SET EXERCISE: Wherever the string "utrikes" appears in the listing, copy that line.

Items from a data source:
=====

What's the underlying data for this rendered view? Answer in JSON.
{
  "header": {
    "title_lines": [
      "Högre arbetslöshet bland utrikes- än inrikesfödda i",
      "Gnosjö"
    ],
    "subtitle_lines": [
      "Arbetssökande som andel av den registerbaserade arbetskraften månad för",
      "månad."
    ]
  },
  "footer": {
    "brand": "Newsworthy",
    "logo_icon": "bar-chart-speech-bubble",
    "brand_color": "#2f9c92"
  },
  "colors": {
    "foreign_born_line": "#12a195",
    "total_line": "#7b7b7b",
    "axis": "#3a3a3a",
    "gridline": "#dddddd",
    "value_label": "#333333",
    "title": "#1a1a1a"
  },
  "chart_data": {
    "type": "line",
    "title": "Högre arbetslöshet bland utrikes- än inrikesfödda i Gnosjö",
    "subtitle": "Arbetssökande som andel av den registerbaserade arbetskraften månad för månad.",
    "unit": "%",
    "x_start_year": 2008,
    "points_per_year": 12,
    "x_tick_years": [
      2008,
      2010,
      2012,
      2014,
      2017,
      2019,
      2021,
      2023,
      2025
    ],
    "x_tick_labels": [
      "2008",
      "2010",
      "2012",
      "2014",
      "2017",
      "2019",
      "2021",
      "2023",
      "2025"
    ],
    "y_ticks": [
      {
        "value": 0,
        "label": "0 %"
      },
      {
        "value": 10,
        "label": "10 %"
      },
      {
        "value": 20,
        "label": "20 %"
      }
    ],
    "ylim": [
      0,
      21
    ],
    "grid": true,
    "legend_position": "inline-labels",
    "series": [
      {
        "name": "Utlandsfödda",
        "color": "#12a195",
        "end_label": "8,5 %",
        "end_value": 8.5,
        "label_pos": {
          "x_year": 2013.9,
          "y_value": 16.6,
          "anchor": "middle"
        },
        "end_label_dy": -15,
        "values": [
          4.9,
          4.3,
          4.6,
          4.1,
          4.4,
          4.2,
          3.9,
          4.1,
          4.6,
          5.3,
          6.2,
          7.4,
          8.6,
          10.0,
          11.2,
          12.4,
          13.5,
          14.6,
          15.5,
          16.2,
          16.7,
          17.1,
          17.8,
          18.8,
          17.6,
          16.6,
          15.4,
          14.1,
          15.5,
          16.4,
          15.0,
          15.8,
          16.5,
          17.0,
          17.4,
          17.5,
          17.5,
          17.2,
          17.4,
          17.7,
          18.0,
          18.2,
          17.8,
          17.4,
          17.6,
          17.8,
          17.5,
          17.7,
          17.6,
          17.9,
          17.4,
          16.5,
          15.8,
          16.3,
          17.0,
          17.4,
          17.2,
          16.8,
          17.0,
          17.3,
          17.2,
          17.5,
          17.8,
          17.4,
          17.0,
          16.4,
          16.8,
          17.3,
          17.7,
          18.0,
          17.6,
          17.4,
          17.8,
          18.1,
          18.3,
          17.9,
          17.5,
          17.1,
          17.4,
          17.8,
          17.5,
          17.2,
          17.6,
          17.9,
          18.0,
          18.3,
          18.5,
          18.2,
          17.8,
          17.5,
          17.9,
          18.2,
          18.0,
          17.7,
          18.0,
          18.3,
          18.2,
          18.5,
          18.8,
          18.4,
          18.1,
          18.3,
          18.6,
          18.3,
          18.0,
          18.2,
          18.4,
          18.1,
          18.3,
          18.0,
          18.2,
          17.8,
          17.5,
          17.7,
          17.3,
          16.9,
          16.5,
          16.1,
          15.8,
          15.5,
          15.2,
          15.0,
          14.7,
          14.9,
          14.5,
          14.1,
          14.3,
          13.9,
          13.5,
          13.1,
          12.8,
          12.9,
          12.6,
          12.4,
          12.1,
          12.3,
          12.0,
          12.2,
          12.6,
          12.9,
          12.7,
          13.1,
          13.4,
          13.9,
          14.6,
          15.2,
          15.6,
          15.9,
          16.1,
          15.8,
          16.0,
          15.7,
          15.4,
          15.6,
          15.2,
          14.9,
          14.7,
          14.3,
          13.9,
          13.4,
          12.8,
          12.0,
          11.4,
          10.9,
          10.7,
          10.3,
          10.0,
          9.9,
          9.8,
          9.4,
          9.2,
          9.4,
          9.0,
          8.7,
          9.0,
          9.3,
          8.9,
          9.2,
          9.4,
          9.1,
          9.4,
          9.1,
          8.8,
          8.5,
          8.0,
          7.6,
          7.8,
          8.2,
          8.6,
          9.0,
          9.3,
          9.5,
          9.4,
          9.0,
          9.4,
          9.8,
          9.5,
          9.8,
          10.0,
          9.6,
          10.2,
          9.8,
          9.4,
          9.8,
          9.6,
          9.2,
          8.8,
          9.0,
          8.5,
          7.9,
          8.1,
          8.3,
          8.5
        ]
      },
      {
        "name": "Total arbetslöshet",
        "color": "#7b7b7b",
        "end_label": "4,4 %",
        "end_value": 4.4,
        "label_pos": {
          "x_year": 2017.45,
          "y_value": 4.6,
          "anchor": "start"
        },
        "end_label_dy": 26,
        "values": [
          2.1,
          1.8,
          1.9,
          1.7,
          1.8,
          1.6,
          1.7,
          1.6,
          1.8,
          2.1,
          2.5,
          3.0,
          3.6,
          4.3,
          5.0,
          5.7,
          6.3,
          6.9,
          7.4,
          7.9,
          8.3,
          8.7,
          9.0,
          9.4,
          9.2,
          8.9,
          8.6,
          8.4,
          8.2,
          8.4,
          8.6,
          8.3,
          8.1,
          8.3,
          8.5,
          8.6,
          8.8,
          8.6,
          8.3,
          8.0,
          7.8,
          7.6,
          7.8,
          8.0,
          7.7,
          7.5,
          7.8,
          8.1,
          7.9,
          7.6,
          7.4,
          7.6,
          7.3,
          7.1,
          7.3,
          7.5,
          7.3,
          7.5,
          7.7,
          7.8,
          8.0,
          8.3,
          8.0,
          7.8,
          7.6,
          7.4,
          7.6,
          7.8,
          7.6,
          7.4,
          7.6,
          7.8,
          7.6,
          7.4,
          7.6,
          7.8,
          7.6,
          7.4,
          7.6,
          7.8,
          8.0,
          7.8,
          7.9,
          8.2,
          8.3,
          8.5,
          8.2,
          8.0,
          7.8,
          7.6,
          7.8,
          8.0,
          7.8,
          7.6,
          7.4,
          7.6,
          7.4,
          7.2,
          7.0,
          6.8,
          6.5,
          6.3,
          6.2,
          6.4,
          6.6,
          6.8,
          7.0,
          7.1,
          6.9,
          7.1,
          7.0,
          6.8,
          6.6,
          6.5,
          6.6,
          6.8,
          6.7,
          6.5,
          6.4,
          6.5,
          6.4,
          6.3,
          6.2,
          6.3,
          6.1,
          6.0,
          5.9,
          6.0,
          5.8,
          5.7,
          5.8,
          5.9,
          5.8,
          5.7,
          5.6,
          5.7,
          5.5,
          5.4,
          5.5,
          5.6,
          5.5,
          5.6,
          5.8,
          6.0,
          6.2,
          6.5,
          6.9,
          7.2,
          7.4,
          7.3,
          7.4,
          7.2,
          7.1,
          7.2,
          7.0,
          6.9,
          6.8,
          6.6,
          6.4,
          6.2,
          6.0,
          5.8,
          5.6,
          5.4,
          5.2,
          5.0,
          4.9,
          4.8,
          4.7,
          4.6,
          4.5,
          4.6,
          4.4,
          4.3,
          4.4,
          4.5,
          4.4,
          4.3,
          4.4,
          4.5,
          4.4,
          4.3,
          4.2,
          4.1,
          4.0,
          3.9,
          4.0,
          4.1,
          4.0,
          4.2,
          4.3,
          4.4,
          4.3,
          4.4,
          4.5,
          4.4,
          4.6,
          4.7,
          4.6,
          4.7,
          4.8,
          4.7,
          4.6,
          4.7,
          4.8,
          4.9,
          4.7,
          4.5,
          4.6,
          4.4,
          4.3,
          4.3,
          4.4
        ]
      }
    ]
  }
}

=====

THE REPLY:
      "Högre arbetslöshet bland utrikes- än inrikesfödda i",
    "title": "Högre arbetslöshet bland utrikes- än inrikesfödda i Gnosjö",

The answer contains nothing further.